Can you transcribe every line exactly and leave the pictures behind?

* [Dataset content]
======

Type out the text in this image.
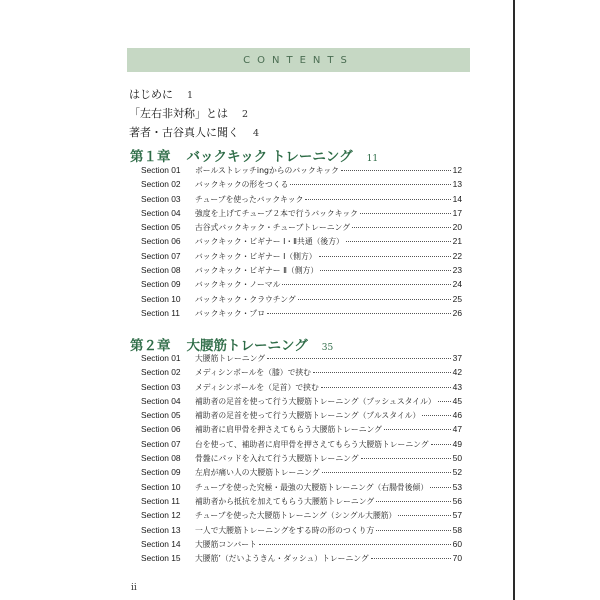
CONTENTS
はじめに 1
「左右非対称」とは 2
著者・古谷真人に聞く 4
第１章 バックキック トレーニング 11
Section 01	ボールストレッチingからのバックキック	12
Section 02	バックキックの形をつくる	13
Section 03	チューブを使ったバックキック	14
Section 04	強度を上げてチューブ２本で行うバックキック	17
Section 05	古谷式バックキック・チューブトレーニング	20
Section 06	バックキック・ビギナー Ⅰ・Ⅱ共通（後方）	21
Section 07	バックキック・ビギナー Ⅰ（側方）	22
Section 08	バックキック・ビギナー Ⅱ（側方）	23
Section 09	バックキック・ノーマル	24
Section 10	バックキック・クラウチング	25
Section 11	バックキック・プロ	26
第２章 大腰筋トレーニング 35
Section 01	大腰筋トレーニング	37
Section 02	メディシンボールを（膝）で挟む	42
Section 03	メディシンボールを（足首）で挟む	43
Section 04	補助者の足首を使って行う大腰筋トレーニング（プッシュスタイル） 45
Section 05	補助者の足首を使って行う大腰筋トレーニング（プルスタイル）	46
Section 06	補助者に肩甲骨を押さえてもらう大腰筋トレーニング	47
Section 07	台を使って、補助者に肩甲骨を押さえてもらう大腰筋トレーニング	49
Section 08	骨盤にパッドを入れて行う大腰筋トレーニング	50
Section 09	左肩が痛い人の大腰筋トレーニング	52
Section 10	チューブを使った究極・最強の大腰筋トレーニング（右腸骨後傾）	53
Section 11	補助者から抵抗を加えてもらう大腰筋トレーニング	56
Section 12	チューブを使った大腰筋トレーニング（シングル大腰筋）	57
Section 13	一人で大腰筋トレーニングをする時の形のつくり方	58
Section 14	大腰筋コンバート	60
Section 15	大腰筋’（だいようきん・ダッシュ）トレーニング	70
ii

======

* [Task answer]
Type out the text in this image.
CONTENTS
はじめに 1
「左右非対称」とは 2
著者・古谷真人に聞く 4
第１章 バックキック トレーニング 11
Section 01	ボールストレッチingからのバックキック	12
Section 02	バックキックの形をつくる	13
Section 03	チューブを使ったバックキック	14
Section 04	強度を上げてチューブ２本で行うバックキック	17
Section 05	古谷式バックキック・チューブトレーニング	20
Section 06	バックキック・ビギナー Ⅰ・Ⅱ共通（後方）	21
Section 07	バックキック・ビギナー Ⅰ（側方）	22
Section 08	バックキック・ビギナー Ⅱ（側方）	23
Section 09	バックキック・ノーマル	24
Section 10	バックキック・クラウチング	25
Section 11	バックキック・プロ	26
第２章 大腰筋トレーニング 35
Section 01	大腰筋トレーニング	37
Section 02	メディシンボールを（膝）で挟む	42
Section 03	メディシンボールを（足首）で挟む	43
Section 04	補助者の足首を使って行う大腰筋トレーニング（プッシュスタイル） 45
Section 05	補助者の足首を使って行う大腰筋トレーニング（プルスタイル）	46
Section 06	補助者に肩甲骨を押さえてもらう大腰筋トレーニング	47
Section 07	台を使って、補助者に肩甲骨を押さえてもらう大腰筋トレーニング	49
Section 08	骨盤にパッドを入れて行う大腰筋トレーニング	50
Section 09	左肩が痛い人の大腰筋トレーニング	52
Section 10	チューブを使った究極・最強の大腰筋トレーニング（右腸骨後傾）	53
Section 11	補助者から抵抗を加えてもらう大腰筋トレーニング	56
Section 12	チューブを使った大腰筋トレーニング（シングル大腰筋）	57
Section 13	一人で大腰筋トレーニングをする時の形のつくり方	58
Section 14	大腰筋コンバート	60
Section 15	大腰筋’（だいようきん・ダッシュ）トレーニング	70
ii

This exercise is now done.